*Rows:*

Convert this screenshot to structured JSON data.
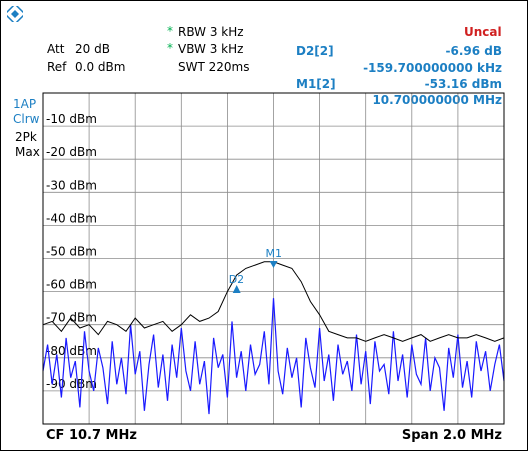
{
  "header": {
    "att_label": "Att",
    "att_value": "20 dB",
    "ref_label": "Ref",
    "ref_value": "0.0 dBm",
    "rbw": "RBW 3 kHz",
    "vbw": "VBW 3 kHz",
    "swt": "SWT 220ms",
    "status": "Uncal"
  },
  "trace_info": [
    "1AP",
    "Clrw",
    "2Pk",
    "Max"
  ],
  "markers": {
    "d2_label": "D2[2]",
    "d2_level": "-6.96 dB",
    "d2_freq": "-159.700000000 kHz",
    "m1_label": "M1[2]",
    "m1_level": "-53.16 dBm",
    "m1_freq": "10.700000000 MHz",
    "m1_tag": "M1",
    "d2_tag": "D2"
  },
  "footer": {
    "center": "CF 10.7 MHz",
    "span": "Span 2.0 MHz"
  },
  "colors": {
    "trace1": "#1a1aff",
    "trace2": "#000000",
    "marker": "#1c7fc3",
    "grid": "#8c8c8c",
    "status": "#d02020"
  },
  "chart_data": {
    "type": "line",
    "xlabel": "",
    "ylabel": "",
    "x_unit": "MHz",
    "xlim": [
      9.7,
      11.7
    ],
    "ylim": [
      -100,
      0
    ],
    "grid": true,
    "y_ticks": [
      {
        "value": -10,
        "label": "-10 dBm"
      },
      {
        "value": -20,
        "label": "-20 dBm"
      },
      {
        "value": -30,
        "label": "-30 dBm"
      },
      {
        "value": -40,
        "label": "-40 dBm"
      },
      {
        "value": -50,
        "label": "-50 dBm"
      },
      {
        "value": -60,
        "label": "-60 dBm"
      },
      {
        "value": -70,
        "label": "-70 dBm"
      },
      {
        "value": -80,
        "label": "-80 dBm"
      },
      {
        "value": -90,
        "label": "-90 dBm"
      }
    ],
    "series": [
      {
        "color": "#1a1aff",
        "x": [
          9.7,
          9.72,
          9.74,
          9.76,
          9.78,
          9.8,
          9.82,
          9.84,
          9.86,
          9.88,
          9.9,
          9.92,
          9.94,
          9.96,
          9.98,
          10.0,
          10.02,
          10.04,
          10.06,
          10.08,
          10.1,
          10.12,
          10.14,
          10.16,
          10.18,
          10.2,
          10.22,
          10.24,
          10.26,
          10.28,
          10.3,
          10.32,
          10.34,
          10.36,
          10.38,
          10.4,
          10.42,
          10.44,
          10.46,
          10.48,
          10.5,
          10.52,
          10.54,
          10.56,
          10.58,
          10.6,
          10.62,
          10.64,
          10.66,
          10.68,
          10.7,
          10.72,
          10.74,
          10.76,
          10.78,
          10.8,
          10.82,
          10.84,
          10.86,
          10.88,
          10.9,
          10.92,
          10.94,
          10.96,
          10.98,
          11.0,
          11.02,
          11.04,
          11.06,
          11.08,
          11.1,
          11.12,
          11.14,
          11.16,
          11.18,
          11.2,
          11.22,
          11.24,
          11.26,
          11.28,
          11.3,
          11.32,
          11.34,
          11.36,
          11.38,
          11.4,
          11.42,
          11.44,
          11.46,
          11.48,
          11.5,
          11.52,
          11.54,
          11.56,
          11.58,
          11.6,
          11.62,
          11.64,
          11.66,
          11.68,
          11.7
        ],
        "y": [
          -84,
          -76,
          -88,
          -79,
          -92,
          -74,
          -86,
          -81,
          -95,
          -72,
          -84,
          -90,
          -77,
          -83,
          -94,
          -75,
          -88,
          -80,
          -91,
          -70,
          -85,
          -78,
          -96,
          -82,
          -73,
          -89,
          -79,
          -93,
          -76,
          -86,
          -71,
          -84,
          -90,
          -75,
          -88,
          -81,
          -97,
          -74,
          -83,
          -79,
          -92,
          -69,
          -86,
          -78,
          -90,
          -76,
          -85,
          -82,
          -72,
          -88,
          -62,
          -84,
          -91,
          -77,
          -86,
          -80,
          -95,
          -74,
          -83,
          -89,
          -71,
          -87,
          -79,
          -93,
          -76,
          -85,
          -81,
          -90,
          -73,
          -88,
          -78,
          -94,
          -75,
          -84,
          -82,
          -91,
          -72,
          -87,
          -79,
          -92,
          -76,
          -85,
          -88,
          -74,
          -90,
          -80,
          -83,
          -96,
          -77,
          -86,
          -73,
          -89,
          -81,
          -92,
          -75,
          -84,
          -78,
          -90,
          -82,
          -76,
          -87
        ]
      },
      {
        "color": "#000000",
        "x": [
          9.7,
          9.74,
          9.78,
          9.82,
          9.86,
          9.9,
          9.94,
          9.98,
          10.02,
          10.06,
          10.1,
          10.14,
          10.18,
          10.22,
          10.26,
          10.3,
          10.34,
          10.38,
          10.42,
          10.46,
          10.5,
          10.54,
          10.58,
          10.62,
          10.66,
          10.7,
          10.74,
          10.78,
          10.82,
          10.86,
          10.9,
          10.94,
          10.98,
          11.02,
          11.06,
          11.1,
          11.14,
          11.18,
          11.22,
          11.26,
          11.3,
          11.34,
          11.38,
          11.42,
          11.46,
          11.5,
          11.54,
          11.58,
          11.62,
          11.66,
          11.7
        ],
        "y": [
          -70,
          -69,
          -72,
          -68,
          -71,
          -70,
          -73,
          -69,
          -70,
          -72,
          -68,
          -71,
          -70,
          -69,
          -72,
          -70,
          -67,
          -69,
          -68,
          -66,
          -60,
          -55,
          -53,
          -52,
          -51,
          -51,
          -52,
          -53,
          -57,
          -63,
          -67,
          -72,
          -73,
          -74,
          -74,
          -75,
          -74,
          -73,
          -74,
          -75,
          -74,
          -73,
          -75,
          -74,
          -73,
          -74,
          -74,
          -73,
          -74,
          -75,
          -74
        ]
      }
    ],
    "markers": [
      {
        "name": "M1",
        "x": 10.7,
        "y": -53.16
      },
      {
        "name": "D2",
        "x": 10.5403,
        "y": -60.12
      }
    ]
  }
}
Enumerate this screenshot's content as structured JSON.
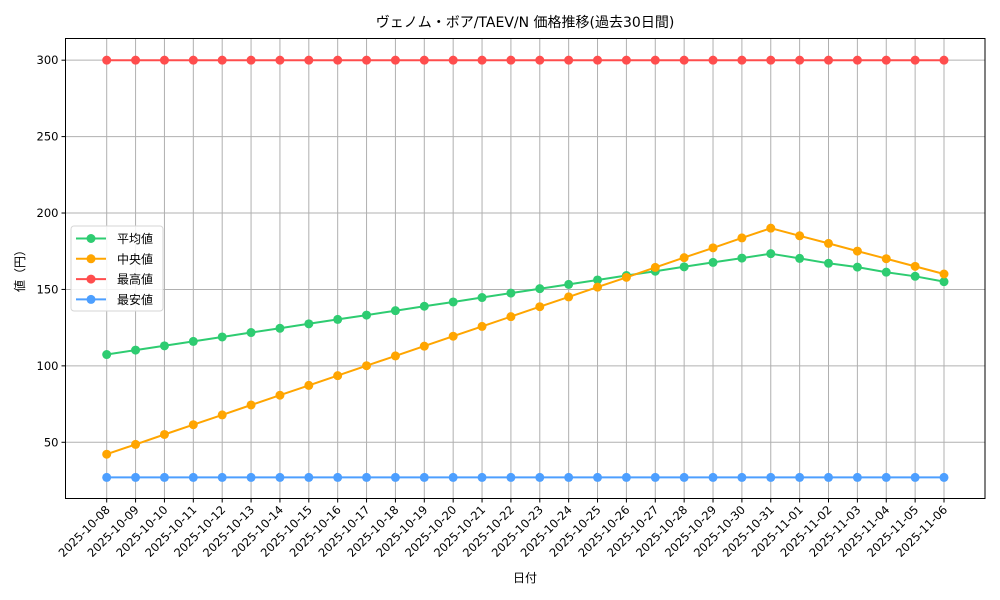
{
  "chart_data": {
    "type": "line",
    "title": "ヴェノム・ボア/TAEV/N 価格推移(過去30日間)",
    "xlabel": "日付",
    "ylabel": "値（円）",
    "ylim": [
      13.5,
      313.5
    ],
    "yticks": [
      50,
      100,
      150,
      200,
      250,
      300
    ],
    "grid": true,
    "legend_position": "center left",
    "x": [
      "2025-10-08",
      "2025-10-09",
      "2025-10-10",
      "2025-10-11",
      "2025-10-12",
      "2025-10-13",
      "2025-10-14",
      "2025-10-15",
      "2025-10-16",
      "2025-10-17",
      "2025-10-18",
      "2025-10-19",
      "2025-10-20",
      "2025-10-21",
      "2025-10-22",
      "2025-10-23",
      "2025-10-24",
      "2025-10-25",
      "2025-10-26",
      "2025-10-27",
      "2025-10-28",
      "2025-10-29",
      "2025-10-30",
      "2025-10-31",
      "2025-11-01",
      "2025-11-02",
      "2025-11-03",
      "2025-11-04",
      "2025-11-05",
      "2025-11-06"
    ],
    "series": [
      {
        "name": "平均値",
        "color": "#2ecc71",
        "values": [
          107.4,
          110.3,
          113.1,
          116.0,
          118.9,
          121.8,
          124.6,
          127.5,
          130.4,
          133.2,
          136.1,
          139.0,
          141.8,
          144.7,
          147.6,
          150.5,
          153.3,
          156.2,
          159.1,
          161.9,
          164.8,
          167.7,
          170.5,
          173.4,
          170.3,
          167.1,
          164.6,
          161.3,
          158.6,
          155.1
        ]
      },
      {
        "name": "中央値",
        "color": "#ffa500",
        "values": [
          42.2,
          48.6,
          55.1,
          61.5,
          67.9,
          74.4,
          80.8,
          87.2,
          93.6,
          100.1,
          106.5,
          112.9,
          119.4,
          125.8,
          132.2,
          138.7,
          145.1,
          151.5,
          157.9,
          164.4,
          170.8,
          177.2,
          183.7,
          190.1,
          185.1,
          180.1,
          175.1,
          170.1,
          165.1,
          160.1
        ]
      },
      {
        "name": "最高値",
        "color": "#ff4d4d",
        "values": [
          300,
          300,
          300,
          300,
          300,
          300,
          300,
          300,
          300,
          300,
          300,
          300,
          300,
          300,
          300,
          300,
          300,
          300,
          300,
          300,
          300,
          300,
          300,
          300,
          300,
          300,
          300,
          300,
          300,
          300
        ]
      },
      {
        "name": "最安値",
        "color": "#4d9fff",
        "values": [
          27,
          27,
          27,
          27,
          27,
          27,
          27,
          27,
          27,
          27,
          27,
          27,
          27,
          27,
          27,
          27,
          27,
          27,
          27,
          27,
          27,
          27,
          27,
          27,
          27,
          27,
          27,
          27,
          27,
          27
        ]
      }
    ]
  }
}
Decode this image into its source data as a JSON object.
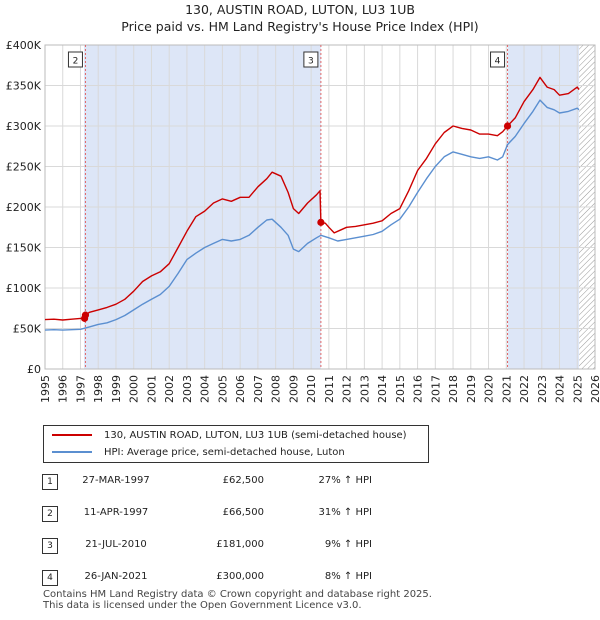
{
  "header": {
    "title_line1": "130, AUSTIN ROAD, LUTON, LU3 1UB",
    "title_line2": "Price paid vs. HM Land Registry's House Price Index (HPI)"
  },
  "colors": {
    "price_line": "#cc0000",
    "hpi_line": "#5b8fd0",
    "shade": "#dde6f7",
    "grid": "#d9d9d9",
    "sale_marker_line": "#e06666"
  },
  "chart_data": {
    "type": "line",
    "title": "Price paid vs. HM Land Registry's House Price Index (HPI)",
    "xlabel": "",
    "ylabel": "",
    "xlim": [
      1995,
      2026
    ],
    "ylim": [
      0,
      400000
    ],
    "x_ticks": [
      "1995",
      "1996",
      "1997",
      "1998",
      "1999",
      "2000",
      "2001",
      "2002",
      "2003",
      "2004",
      "2005",
      "2006",
      "2007",
      "2008",
      "2009",
      "2010",
      "2011",
      "2012",
      "2013",
      "2014",
      "2015",
      "2016",
      "2017",
      "2018",
      "2019",
      "2020",
      "2021",
      "2022",
      "2023",
      "2024",
      "2025",
      "2026"
    ],
    "y_ticks": [
      {
        "value": 0,
        "label": "£0"
      },
      {
        "value": 50000,
        "label": "£50K"
      },
      {
        "value": 100000,
        "label": "£100K"
      },
      {
        "value": 150000,
        "label": "£150K"
      },
      {
        "value": 200000,
        "label": "£200K"
      },
      {
        "value": 250000,
        "label": "£250K"
      },
      {
        "value": 300000,
        "label": "£300K"
      },
      {
        "value": 350000,
        "label": "£350K"
      },
      {
        "value": 400000,
        "label": "£400K"
      }
    ],
    "shaded_ranges": [
      [
        1997.2,
        2010.55
      ],
      [
        2021.07,
        2025.1
      ]
    ],
    "hatched_range": [
      2025.1,
      2026
    ],
    "series": [
      {
        "name": "130, AUSTIN ROAD, LUTON, LU3 1UB (semi-detached house)",
        "points": [
          [
            1995,
            61000
          ],
          [
            1995.5,
            61500
          ],
          [
            1996,
            60500
          ],
          [
            1996.5,
            61500
          ],
          [
            1997,
            62500
          ],
          [
            1997.23,
            62500
          ],
          [
            1997.28,
            66500
          ],
          [
            1997.5,
            70000
          ],
          [
            1998,
            73000
          ],
          [
            1998.5,
            76000
          ],
          [
            1999,
            80000
          ],
          [
            1999.5,
            86000
          ],
          [
            2000,
            96000
          ],
          [
            2000.5,
            108000
          ],
          [
            2001,
            115000
          ],
          [
            2001.5,
            120000
          ],
          [
            2002,
            130000
          ],
          [
            2002.5,
            150000
          ],
          [
            2003,
            170000
          ],
          [
            2003.5,
            188000
          ],
          [
            2004,
            195000
          ],
          [
            2004.5,
            205000
          ],
          [
            2005,
            210000
          ],
          [
            2005.5,
            207000
          ],
          [
            2006,
            212000
          ],
          [
            2006.5,
            212000
          ],
          [
            2007,
            225000
          ],
          [
            2007.5,
            235000
          ],
          [
            2007.8,
            243000
          ],
          [
            2008.3,
            238000
          ],
          [
            2008.7,
            218000
          ],
          [
            2009,
            198000
          ],
          [
            2009.3,
            192000
          ],
          [
            2009.8,
            205000
          ],
          [
            2010.3,
            215000
          ],
          [
            2010.5,
            220000
          ],
          [
            2010.55,
            181000
          ],
          [
            2010.8,
            180000
          ],
          [
            2011,
            175000
          ],
          [
            2011.3,
            168000
          ],
          [
            2011.7,
            172000
          ],
          [
            2012,
            175000
          ],
          [
            2012.5,
            176000
          ],
          [
            2013,
            178000
          ],
          [
            2013.5,
            180000
          ],
          [
            2014,
            183000
          ],
          [
            2014.5,
            192000
          ],
          [
            2015,
            198000
          ],
          [
            2015.5,
            220000
          ],
          [
            2016,
            245000
          ],
          [
            2016.5,
            260000
          ],
          [
            2017,
            278000
          ],
          [
            2017.5,
            292000
          ],
          [
            2018,
            300000
          ],
          [
            2018.5,
            297000
          ],
          [
            2019,
            295000
          ],
          [
            2019.5,
            290000
          ],
          [
            2020,
            290000
          ],
          [
            2020.5,
            288000
          ],
          [
            2020.8,
            293000
          ],
          [
            2021.07,
            300000
          ],
          [
            2021.5,
            310000
          ],
          [
            2022,
            330000
          ],
          [
            2022.5,
            345000
          ],
          [
            2022.9,
            360000
          ],
          [
            2023.3,
            348000
          ],
          [
            2023.7,
            345000
          ],
          [
            2024,
            338000
          ],
          [
            2024.5,
            340000
          ],
          [
            2025,
            348000
          ],
          [
            2025.1,
            345000
          ]
        ]
      },
      {
        "name": "HPI: Average price, semi-detached house, Luton",
        "points": [
          [
            1995,
            48000
          ],
          [
            1995.5,
            48500
          ],
          [
            1996,
            48000
          ],
          [
            1996.5,
            48500
          ],
          [
            1997,
            49000
          ],
          [
            1997.5,
            52000
          ],
          [
            1998,
            55000
          ],
          [
            1998.5,
            57000
          ],
          [
            1999,
            61000
          ],
          [
            1999.5,
            66000
          ],
          [
            2000,
            73000
          ],
          [
            2000.5,
            80000
          ],
          [
            2001,
            86000
          ],
          [
            2001.5,
            92000
          ],
          [
            2002,
            102000
          ],
          [
            2002.5,
            118000
          ],
          [
            2003,
            135000
          ],
          [
            2003.5,
            143000
          ],
          [
            2004,
            150000
          ],
          [
            2004.5,
            155000
          ],
          [
            2005,
            160000
          ],
          [
            2005.5,
            158000
          ],
          [
            2006,
            160000
          ],
          [
            2006.5,
            165000
          ],
          [
            2007,
            175000
          ],
          [
            2007.5,
            184000
          ],
          [
            2007.8,
            185000
          ],
          [
            2008.3,
            175000
          ],
          [
            2008.7,
            165000
          ],
          [
            2009,
            148000
          ],
          [
            2009.3,
            145000
          ],
          [
            2009.8,
            155000
          ],
          [
            2010.3,
            162000
          ],
          [
            2010.55,
            165000
          ],
          [
            2011,
            162000
          ],
          [
            2011.5,
            158000
          ],
          [
            2012,
            160000
          ],
          [
            2012.5,
            162000
          ],
          [
            2013,
            164000
          ],
          [
            2013.5,
            166000
          ],
          [
            2014,
            170000
          ],
          [
            2014.5,
            178000
          ],
          [
            2015,
            185000
          ],
          [
            2015.5,
            200000
          ],
          [
            2016,
            218000
          ],
          [
            2016.5,
            235000
          ],
          [
            2017,
            250000
          ],
          [
            2017.5,
            262000
          ],
          [
            2018,
            268000
          ],
          [
            2018.5,
            265000
          ],
          [
            2019,
            262000
          ],
          [
            2019.5,
            260000
          ],
          [
            2020,
            262000
          ],
          [
            2020.5,
            258000
          ],
          [
            2020.8,
            262000
          ],
          [
            2021.07,
            277000
          ],
          [
            2021.5,
            287000
          ],
          [
            2022,
            303000
          ],
          [
            2022.5,
            318000
          ],
          [
            2022.9,
            332000
          ],
          [
            2023.3,
            323000
          ],
          [
            2023.7,
            320000
          ],
          [
            2024,
            316000
          ],
          [
            2024.5,
            318000
          ],
          [
            2025,
            322000
          ],
          [
            2025.1,
            320000
          ]
        ]
      }
    ],
    "sales": [
      {
        "label": "1",
        "x": 1997.23,
        "price": 62500,
        "show_flag": false
      },
      {
        "label": "2",
        "x": 1997.28,
        "price": 66500,
        "show_flag": true
      },
      {
        "label": "3",
        "x": 2010.55,
        "price": 181000,
        "show_flag": true
      },
      {
        "label": "4",
        "x": 2021.07,
        "price": 300000,
        "show_flag": true
      }
    ]
  },
  "legend": {
    "price_label": "130, AUSTIN ROAD, LUTON, LU3 1UB (semi-detached house)",
    "hpi_label": "HPI: Average price, semi-detached house, Luton"
  },
  "transactions": [
    {
      "num": "1",
      "date": "27-MAR-1997",
      "price": "£62,500",
      "hpi": "27% ↑ HPI"
    },
    {
      "num": "2",
      "date": "11-APR-1997",
      "price": "£66,500",
      "hpi": "31% ↑ HPI"
    },
    {
      "num": "3",
      "date": "21-JUL-2010",
      "price": "£181,000",
      "hpi": "9% ↑ HPI"
    },
    {
      "num": "4",
      "date": "26-JAN-2021",
      "price": "£300,000",
      "hpi": "8% ↑ HPI"
    }
  ],
  "footer": {
    "line1": "Contains HM Land Registry data © Crown copyright and database right 2025.",
    "line2": "This data is licensed under the Open Government Licence v3.0."
  }
}
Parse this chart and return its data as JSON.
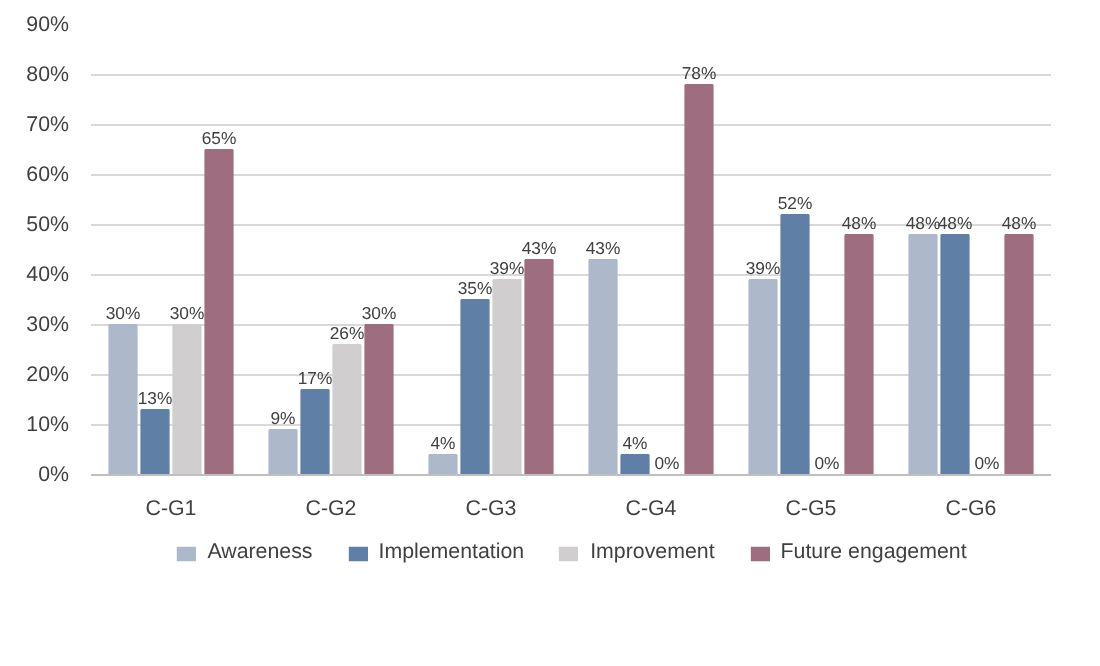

*Set exercise:* List all lines in the material containing the string "date".

*Response for this exercise:*
      "date": "27-MAR-1997",
      "date": "11-APR-1997",
      "date": "21-JUL-2010",
      "date": "26-JAN-2021",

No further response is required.